§ SET EXERCISE:
Search the entries below. Return every line that has "ECMWF" in it.

§ RECORD SET:

** START **

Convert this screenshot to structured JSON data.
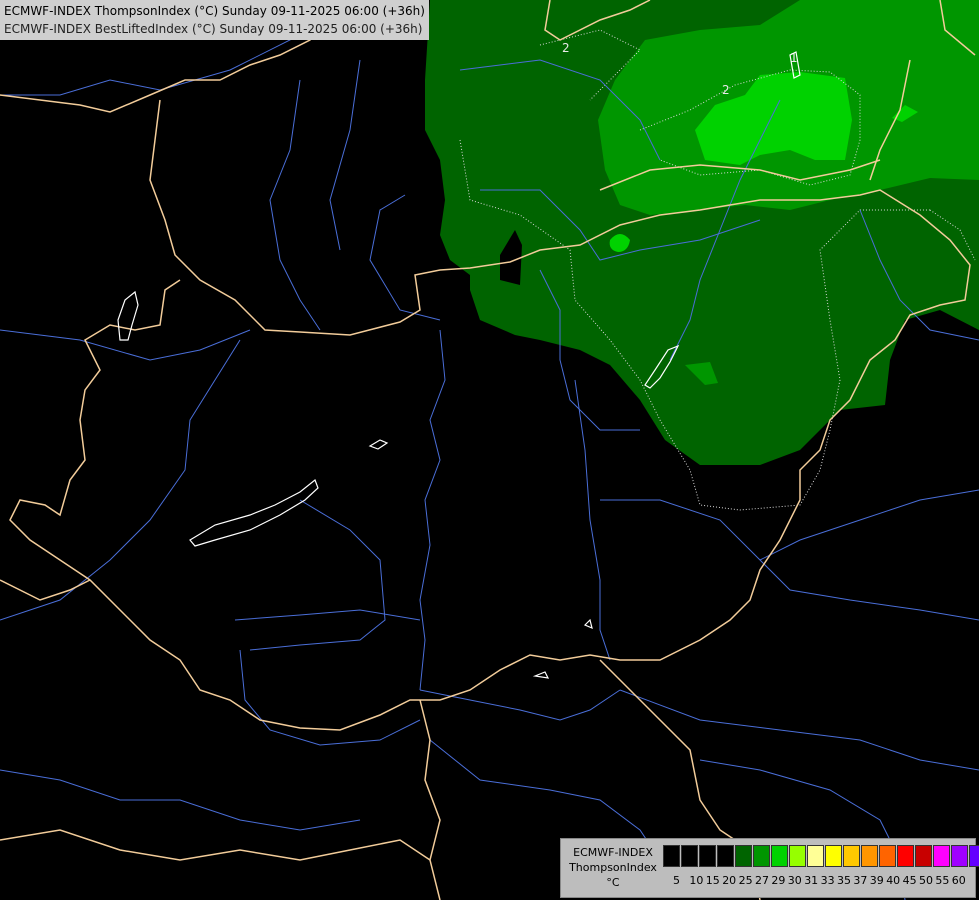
{
  "header": {
    "line1": "ECMWF-INDEX ThompsonIndex (°C) Sunday 09-11-2025 06:00 (+36h)",
    "line2": "ECMWF-INDEX BestLiftedIndex (°C) Sunday 09-11-2025 06:00 (+36h)"
  },
  "map": {
    "contour_labels": [
      "2",
      "2",
      "1"
    ],
    "colors": {
      "background": "#000000",
      "borders": "#f5d2a0",
      "rivers": "#4a6ed8",
      "lakes": "#ffffff",
      "shade_20": "#006400",
      "shade_25": "#009600",
      "shade_27": "#00d200"
    }
  },
  "legend": {
    "label_line1": "ECMWF-INDEX",
    "label_line2": "ThompsonIndex",
    "label_line3": "°C",
    "ticks": [
      "5",
      "10",
      "15",
      "20",
      "25",
      "27",
      "29",
      "30",
      "31",
      "33",
      "35",
      "37",
      "39",
      "40",
      "45",
      "50",
      "55",
      "60"
    ],
    "colors": [
      "#000000",
      "#000000",
      "#000000",
      "#000000",
      "#006400",
      "#009600",
      "#00d200",
      "#96ff00",
      "#ffff96",
      "#ffff00",
      "#ffc800",
      "#ff9600",
      "#ff6400",
      "#ff0000",
      "#c80000",
      "#ff00ff",
      "#a000ff",
      "#6400ff",
      "#0000ff"
    ]
  }
}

** END **

§ THE REPLY:
    "line1": "ECMWF-INDEX ThompsonIndex (°C) Sunday 09-11-2025 06:00 (+36h)",
    "line2": "ECMWF-INDEX BestLiftedIndex (°C) Sunday 09-11-2025 06:00 (+36h)"
    "label_line1": "ECMWF-INDEX",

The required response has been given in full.